Write the data out again, character for character, with no images.

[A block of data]
----------------------------------------

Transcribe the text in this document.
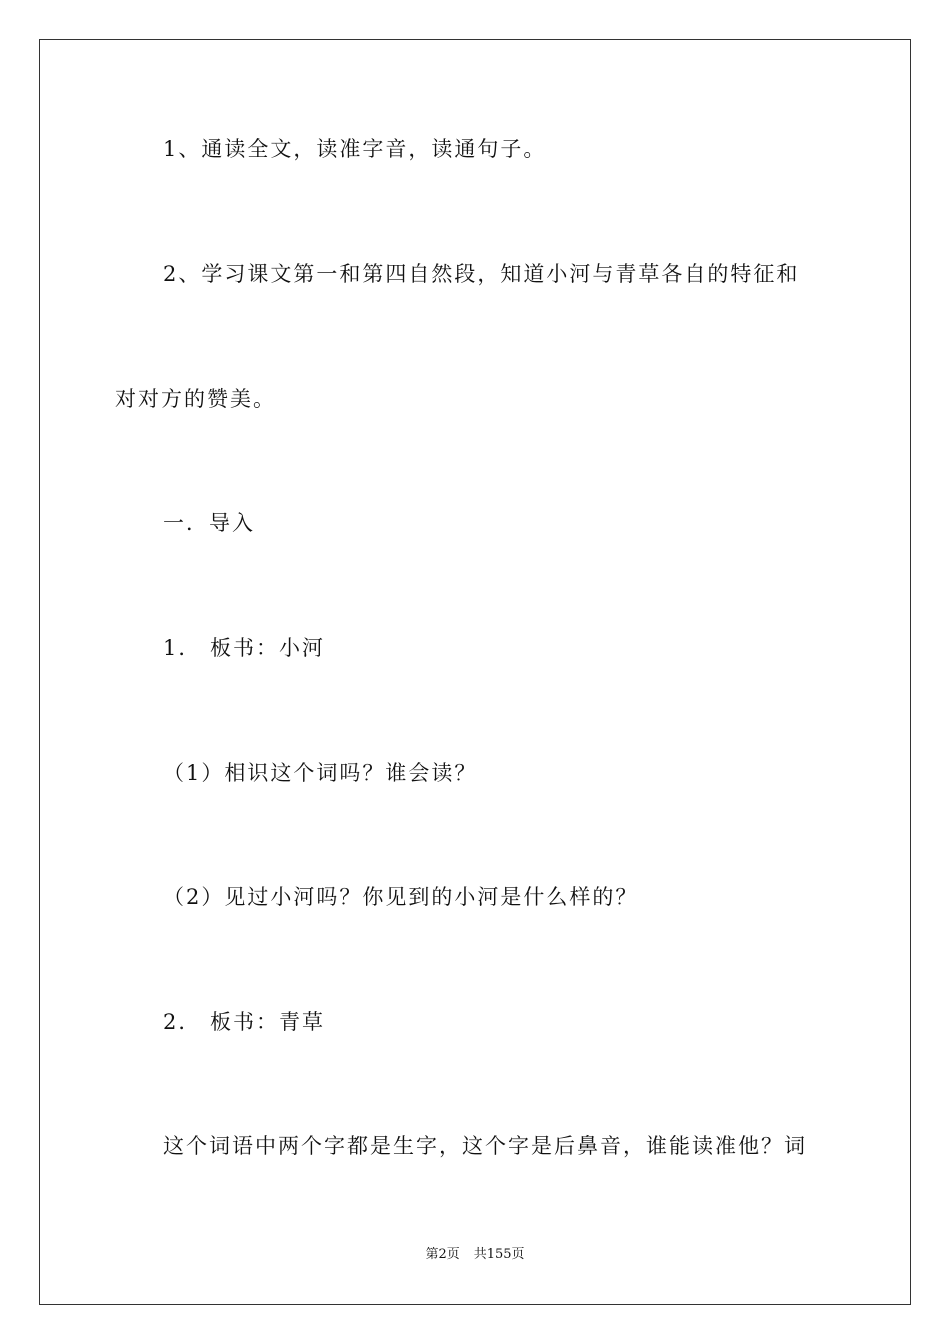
1、通读全文，读准字音，读通句子。
2、学习课文第一和第四自然段，知道小河与青草各自的特征和
对对方的赞美。
一．导入
1． 板书：小河
（1）相识这个词吗？谁会读？
（2）见过小河吗？你见到的小河是什么样的？
2． 板书：青草
这个词语中两个字都是生字，这个字是后鼻音，谁能读准他？词
第2页 共155页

----------------------------------------

> **Response**
Transcribe the text in this document.
1、通读全文，读准字音，读通句子。
2、学习课文第一和第四自然段，知道小河与青草各自的特征和
对对方的赞美。
一．导入
1． 板书：小河
（1）相识这个词吗？谁会读？
（2）见过小河吗？你见到的小河是什么样的？
2． 板书：青草
这个词语中两个字都是生字，这个字是后鼻音，谁能读准他？词
第2页 共155页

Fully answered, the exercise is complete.